— А ведь бывает, и рабочие цепляют на себя эту дрянь!
— За границей говорят, Испания — это рай, — снова подает голос кондуктор. — Рай? Ну да, пожалуй что и рай — голодный рай!
И так далее, издевка за издевкой, до самого Линареса. Настроение как перед бунтом, но люди только громче хохочут при каждом язвительном замечании, и все. Никто не знает, как от него избавиться, от этого режима, так хотя бы обольем его презрением и насмешкой, и пусть наша общительность будет нам защитой!
Прогуливаясь по городку недалеко от центра, мы попадаем в квартал, населенный по преимуществу шахтерами. Он во всех отношениях напоминает Бельявисту в Севилье (только больше масштабом). О том, что во всей округе нет воды, свидетельствует хотя бы осел, несущий на себе объемистые сосуды, из которых домашние хозяйки за несколько сантимо наполняют свои кувшины.
Там, где царит такая вот массовая бедность, разумеется, существуют и вконец опустившиеся люди, в сущности уже сломленные жизнью. Вот ниже под нами, там, где улица начинает подниматься с окраины к центру, на самом солнцепеке, в канаве, лежит несчастный в изодранной рубахе. На него никто не обращает внимания. Вероятно, он спит, хотя непрестанно шлепает себя ладонью по лицу, отгоняя назойливых мух. По-видимому, он не особенно страдает по крайней мере в данный момент, потому что он совершенно пьян. Зато действительно тягостное впечатление производит его собрат по несчастью, которого мы видим потом в городе возле кучи отбросов. Он желтый и тощий как скелет, на нем старая дырявая фуфайка с чрезмерно длинными рукавами и изодранные в клочья вельветовые брюки, он надел их прямо на голое тело. Он не пьян — ему просто нечем заплатить за рюмку вина, это несомненно. Он не может купить даже куска хлеба, и он до того сломлен духом, что не может решиться попрошайничать или воровать. Нет, он стоит, сгорбившись, у кучи отбросов, сваленных здесь бог знает сколькими домохозяйками, и лихорадочно роется в них обеими руками. Затем вдруг сует что-то в рот, кажется морковный объедок, и жадно жует, насколько позволяют плохие зубы…
Мы едем трамваем на железнодорожную станцию Баеса, расположенную за семь километров, в долине Гвадалквивира, и поездка эта оказывается сущим приключением. Однако вовсе не потому, что на сей раз вслед за кондуктором вагон обходит контролер, проверяя оторванные билеты: это обычное явление в испанских трамваях, начальство явно не доверяет низшему персоналу. Нет, дело совсем в другом.
«Рельсы тут не менялись вот уже шестьдесят лет, — со вздохом говорит нам вагоновожатый, — и на многих участках стерлись чуть ли не до самых шпал». Уже вскоре после выезда из города дорога, извиваясь, начинает идти под уклон. «Больше пятнадцати километров в час тут давать нельзя, не то на повороте вагон сойдет с рельсов», — говорит вожатый. Это сильный человек, он то и дело энергично тормозит, иначе — авария. «Всю руку сводит от напряжения», — ругается он.

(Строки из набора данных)

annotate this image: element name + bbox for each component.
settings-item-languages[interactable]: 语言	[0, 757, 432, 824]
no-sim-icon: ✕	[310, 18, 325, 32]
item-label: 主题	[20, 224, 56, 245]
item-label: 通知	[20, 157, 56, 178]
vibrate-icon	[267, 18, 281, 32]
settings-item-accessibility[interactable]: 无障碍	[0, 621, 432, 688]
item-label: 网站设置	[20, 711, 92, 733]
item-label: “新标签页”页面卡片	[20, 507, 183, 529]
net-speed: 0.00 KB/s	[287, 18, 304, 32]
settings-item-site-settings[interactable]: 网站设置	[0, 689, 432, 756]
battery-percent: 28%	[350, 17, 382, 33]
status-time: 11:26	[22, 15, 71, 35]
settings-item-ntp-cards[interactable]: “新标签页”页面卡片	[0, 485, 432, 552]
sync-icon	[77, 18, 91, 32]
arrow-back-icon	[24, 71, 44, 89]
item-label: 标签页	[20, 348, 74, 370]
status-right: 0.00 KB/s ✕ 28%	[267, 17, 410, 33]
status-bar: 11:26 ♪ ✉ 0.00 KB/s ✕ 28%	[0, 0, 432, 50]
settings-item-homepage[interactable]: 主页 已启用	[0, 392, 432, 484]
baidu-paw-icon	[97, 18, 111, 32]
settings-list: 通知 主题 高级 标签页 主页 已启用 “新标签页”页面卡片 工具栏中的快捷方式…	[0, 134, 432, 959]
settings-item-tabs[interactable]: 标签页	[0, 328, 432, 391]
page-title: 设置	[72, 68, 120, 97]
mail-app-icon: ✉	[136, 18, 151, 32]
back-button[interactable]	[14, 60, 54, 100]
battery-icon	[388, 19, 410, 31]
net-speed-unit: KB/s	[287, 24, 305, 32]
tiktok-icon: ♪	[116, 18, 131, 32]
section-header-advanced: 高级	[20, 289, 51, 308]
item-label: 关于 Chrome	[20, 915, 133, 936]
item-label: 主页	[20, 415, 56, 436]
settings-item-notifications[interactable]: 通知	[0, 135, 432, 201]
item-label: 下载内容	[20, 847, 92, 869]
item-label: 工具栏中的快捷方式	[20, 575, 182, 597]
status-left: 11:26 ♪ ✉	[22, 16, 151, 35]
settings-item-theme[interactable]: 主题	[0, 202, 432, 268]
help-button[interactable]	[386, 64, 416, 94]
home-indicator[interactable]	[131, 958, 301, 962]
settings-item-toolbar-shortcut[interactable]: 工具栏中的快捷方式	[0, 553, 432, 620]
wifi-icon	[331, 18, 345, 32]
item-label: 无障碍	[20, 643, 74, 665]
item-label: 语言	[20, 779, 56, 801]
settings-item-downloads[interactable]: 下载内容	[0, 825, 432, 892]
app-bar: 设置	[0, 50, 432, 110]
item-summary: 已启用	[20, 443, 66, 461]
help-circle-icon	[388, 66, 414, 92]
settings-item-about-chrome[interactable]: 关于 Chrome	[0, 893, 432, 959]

- **Задание**: Выпишите все географические названия, упомянутые в тексте о поездке по Испании.

- **Правильный ответ**: Испания, Линарес, Бельявиста, Севилья, Баеса, Гвадалквивир